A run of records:
>>>>

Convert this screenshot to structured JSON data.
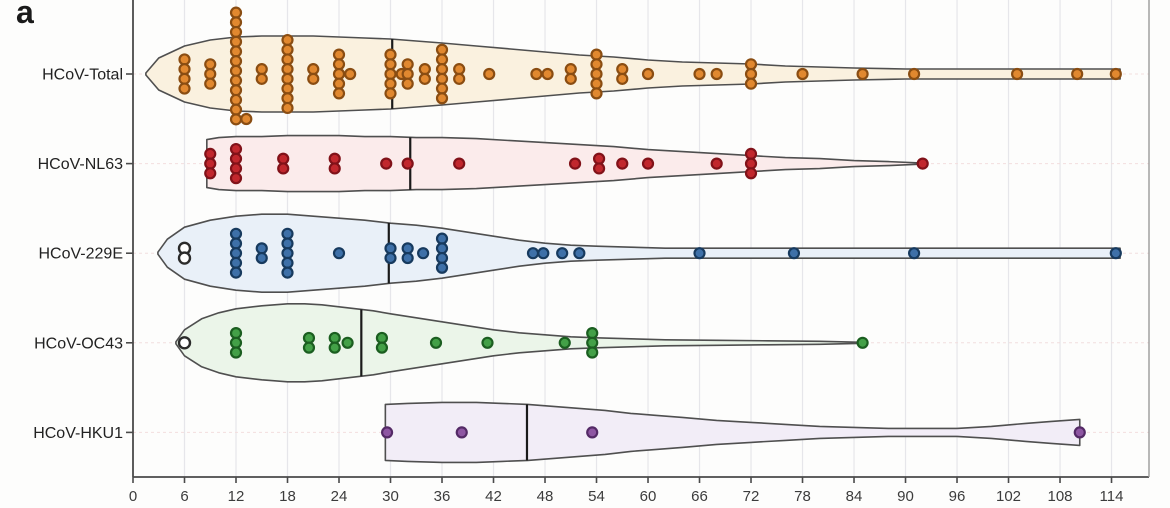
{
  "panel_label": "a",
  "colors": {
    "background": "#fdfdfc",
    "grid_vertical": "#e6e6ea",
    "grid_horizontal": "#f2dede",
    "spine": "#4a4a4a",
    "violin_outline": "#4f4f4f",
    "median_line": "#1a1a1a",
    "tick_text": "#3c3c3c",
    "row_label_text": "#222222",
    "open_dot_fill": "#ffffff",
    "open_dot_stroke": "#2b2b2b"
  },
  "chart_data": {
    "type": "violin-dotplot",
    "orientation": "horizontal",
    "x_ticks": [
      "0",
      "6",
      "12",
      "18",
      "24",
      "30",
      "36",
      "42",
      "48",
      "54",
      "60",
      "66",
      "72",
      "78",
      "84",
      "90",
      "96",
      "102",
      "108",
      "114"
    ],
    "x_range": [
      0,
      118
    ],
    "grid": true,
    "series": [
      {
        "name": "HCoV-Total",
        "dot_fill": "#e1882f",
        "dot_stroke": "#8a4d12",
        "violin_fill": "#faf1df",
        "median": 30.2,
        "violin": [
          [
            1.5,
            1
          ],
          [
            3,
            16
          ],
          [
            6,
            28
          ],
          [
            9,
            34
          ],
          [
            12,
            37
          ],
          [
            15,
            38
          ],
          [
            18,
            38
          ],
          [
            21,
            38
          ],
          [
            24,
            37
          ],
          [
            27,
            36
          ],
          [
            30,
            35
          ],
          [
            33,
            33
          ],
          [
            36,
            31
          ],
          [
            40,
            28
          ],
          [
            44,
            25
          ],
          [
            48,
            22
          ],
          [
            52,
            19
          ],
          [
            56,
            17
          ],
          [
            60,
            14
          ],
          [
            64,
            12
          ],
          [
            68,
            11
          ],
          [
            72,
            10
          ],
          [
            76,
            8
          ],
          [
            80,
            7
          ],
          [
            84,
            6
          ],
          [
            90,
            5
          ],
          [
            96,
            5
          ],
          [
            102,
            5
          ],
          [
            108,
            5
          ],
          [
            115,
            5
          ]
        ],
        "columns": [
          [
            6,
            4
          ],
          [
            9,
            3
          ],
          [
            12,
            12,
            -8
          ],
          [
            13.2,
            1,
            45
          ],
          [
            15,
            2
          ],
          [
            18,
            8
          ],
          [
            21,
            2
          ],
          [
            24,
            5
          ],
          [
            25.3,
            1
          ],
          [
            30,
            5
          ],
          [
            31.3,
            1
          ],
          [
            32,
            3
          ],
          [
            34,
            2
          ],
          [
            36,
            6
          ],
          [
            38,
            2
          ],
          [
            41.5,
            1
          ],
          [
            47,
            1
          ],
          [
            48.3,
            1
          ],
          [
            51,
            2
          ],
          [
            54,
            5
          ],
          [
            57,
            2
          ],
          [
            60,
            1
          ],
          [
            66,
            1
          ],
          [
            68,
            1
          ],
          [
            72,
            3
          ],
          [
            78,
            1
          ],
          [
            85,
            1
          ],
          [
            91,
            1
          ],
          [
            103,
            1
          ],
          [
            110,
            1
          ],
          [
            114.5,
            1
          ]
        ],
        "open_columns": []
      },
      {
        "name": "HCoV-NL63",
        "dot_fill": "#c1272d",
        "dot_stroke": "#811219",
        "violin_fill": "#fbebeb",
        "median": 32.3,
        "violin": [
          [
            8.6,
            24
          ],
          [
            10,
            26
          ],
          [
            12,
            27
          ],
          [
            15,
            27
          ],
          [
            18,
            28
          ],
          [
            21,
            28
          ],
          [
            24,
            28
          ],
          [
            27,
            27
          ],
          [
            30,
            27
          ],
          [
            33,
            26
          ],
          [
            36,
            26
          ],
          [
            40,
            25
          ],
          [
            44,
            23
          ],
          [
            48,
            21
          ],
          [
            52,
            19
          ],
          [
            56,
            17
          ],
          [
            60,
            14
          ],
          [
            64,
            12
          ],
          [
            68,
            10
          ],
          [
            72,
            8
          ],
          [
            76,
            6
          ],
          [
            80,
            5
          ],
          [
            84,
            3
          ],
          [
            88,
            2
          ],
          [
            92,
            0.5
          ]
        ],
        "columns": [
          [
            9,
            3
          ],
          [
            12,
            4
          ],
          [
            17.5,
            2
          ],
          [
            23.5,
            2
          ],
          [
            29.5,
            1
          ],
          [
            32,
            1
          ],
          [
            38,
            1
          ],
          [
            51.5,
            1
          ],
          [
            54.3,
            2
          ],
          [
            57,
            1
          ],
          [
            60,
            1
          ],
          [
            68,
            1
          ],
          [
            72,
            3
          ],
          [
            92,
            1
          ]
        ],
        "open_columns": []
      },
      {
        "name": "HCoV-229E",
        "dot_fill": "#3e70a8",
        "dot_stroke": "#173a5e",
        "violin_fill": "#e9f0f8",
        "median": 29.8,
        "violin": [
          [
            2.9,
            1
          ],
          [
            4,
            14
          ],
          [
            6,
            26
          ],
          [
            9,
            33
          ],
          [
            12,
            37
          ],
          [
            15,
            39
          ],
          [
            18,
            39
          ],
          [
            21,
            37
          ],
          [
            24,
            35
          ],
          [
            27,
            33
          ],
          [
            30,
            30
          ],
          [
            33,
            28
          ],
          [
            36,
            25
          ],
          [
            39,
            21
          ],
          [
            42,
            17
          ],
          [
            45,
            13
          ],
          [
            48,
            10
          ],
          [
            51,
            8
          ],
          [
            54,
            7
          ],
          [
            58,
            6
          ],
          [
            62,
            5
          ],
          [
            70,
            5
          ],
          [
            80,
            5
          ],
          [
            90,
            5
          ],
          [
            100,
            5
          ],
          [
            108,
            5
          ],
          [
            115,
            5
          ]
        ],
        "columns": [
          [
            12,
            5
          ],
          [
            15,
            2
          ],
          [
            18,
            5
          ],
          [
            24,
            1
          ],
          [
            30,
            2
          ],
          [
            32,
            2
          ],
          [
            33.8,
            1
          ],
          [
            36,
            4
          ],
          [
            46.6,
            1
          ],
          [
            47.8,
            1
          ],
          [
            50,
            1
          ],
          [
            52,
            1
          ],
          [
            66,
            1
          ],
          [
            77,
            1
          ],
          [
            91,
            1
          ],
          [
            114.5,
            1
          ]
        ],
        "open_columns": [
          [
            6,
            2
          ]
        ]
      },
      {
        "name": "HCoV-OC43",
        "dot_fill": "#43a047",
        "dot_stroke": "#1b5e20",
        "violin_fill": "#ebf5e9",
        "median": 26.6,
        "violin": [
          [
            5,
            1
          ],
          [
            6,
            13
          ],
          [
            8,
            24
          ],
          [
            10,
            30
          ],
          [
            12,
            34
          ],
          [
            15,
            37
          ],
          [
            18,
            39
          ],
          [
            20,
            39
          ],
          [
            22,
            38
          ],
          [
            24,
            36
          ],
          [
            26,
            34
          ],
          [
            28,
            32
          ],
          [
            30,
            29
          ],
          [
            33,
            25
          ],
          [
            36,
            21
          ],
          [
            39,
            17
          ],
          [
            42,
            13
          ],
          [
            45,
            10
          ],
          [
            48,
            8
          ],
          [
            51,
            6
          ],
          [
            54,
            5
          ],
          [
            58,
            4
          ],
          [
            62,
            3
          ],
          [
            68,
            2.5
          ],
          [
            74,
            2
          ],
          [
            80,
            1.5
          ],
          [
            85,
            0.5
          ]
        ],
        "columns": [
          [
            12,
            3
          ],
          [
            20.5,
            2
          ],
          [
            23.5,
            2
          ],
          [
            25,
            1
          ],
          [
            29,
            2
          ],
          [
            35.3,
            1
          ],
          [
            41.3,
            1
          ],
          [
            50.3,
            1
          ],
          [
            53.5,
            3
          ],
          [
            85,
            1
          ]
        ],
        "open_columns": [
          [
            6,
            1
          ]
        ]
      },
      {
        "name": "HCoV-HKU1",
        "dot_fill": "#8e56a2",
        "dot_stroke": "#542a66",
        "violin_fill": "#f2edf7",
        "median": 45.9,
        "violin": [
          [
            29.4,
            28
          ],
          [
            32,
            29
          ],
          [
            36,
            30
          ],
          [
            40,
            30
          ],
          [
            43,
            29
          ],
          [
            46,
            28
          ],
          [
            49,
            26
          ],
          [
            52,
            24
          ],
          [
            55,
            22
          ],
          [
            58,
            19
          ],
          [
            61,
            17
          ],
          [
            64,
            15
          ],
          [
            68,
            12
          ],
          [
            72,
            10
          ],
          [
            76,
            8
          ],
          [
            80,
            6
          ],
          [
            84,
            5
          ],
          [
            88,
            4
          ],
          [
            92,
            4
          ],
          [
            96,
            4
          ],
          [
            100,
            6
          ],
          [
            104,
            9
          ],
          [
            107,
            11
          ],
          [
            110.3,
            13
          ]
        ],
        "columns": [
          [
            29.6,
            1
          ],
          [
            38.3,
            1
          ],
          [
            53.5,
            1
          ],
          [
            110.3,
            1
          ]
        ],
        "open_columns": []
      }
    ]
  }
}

<<<<
>>>>

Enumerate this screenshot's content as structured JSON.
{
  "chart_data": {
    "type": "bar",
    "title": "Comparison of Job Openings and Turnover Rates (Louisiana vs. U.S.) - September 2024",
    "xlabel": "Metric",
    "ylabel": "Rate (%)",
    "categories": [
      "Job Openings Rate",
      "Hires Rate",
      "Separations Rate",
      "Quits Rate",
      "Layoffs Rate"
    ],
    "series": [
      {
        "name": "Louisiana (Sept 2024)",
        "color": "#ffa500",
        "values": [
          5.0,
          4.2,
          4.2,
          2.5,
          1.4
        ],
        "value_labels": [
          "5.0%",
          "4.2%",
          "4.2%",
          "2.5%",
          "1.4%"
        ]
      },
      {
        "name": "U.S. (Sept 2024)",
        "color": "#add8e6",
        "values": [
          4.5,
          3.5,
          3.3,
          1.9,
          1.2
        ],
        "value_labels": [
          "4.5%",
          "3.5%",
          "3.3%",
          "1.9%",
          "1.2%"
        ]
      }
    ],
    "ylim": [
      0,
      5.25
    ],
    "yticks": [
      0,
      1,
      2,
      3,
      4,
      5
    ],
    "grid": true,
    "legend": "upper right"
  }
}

<<<<

**What is required:**
Show the lines of the data that hold the word "Openings".

**Expected answer:**
    "title": "Comparison of Job Openings and Turnover Rates (Louisiana vs. U.S.) - September 2024",
      "Job Openings Rate",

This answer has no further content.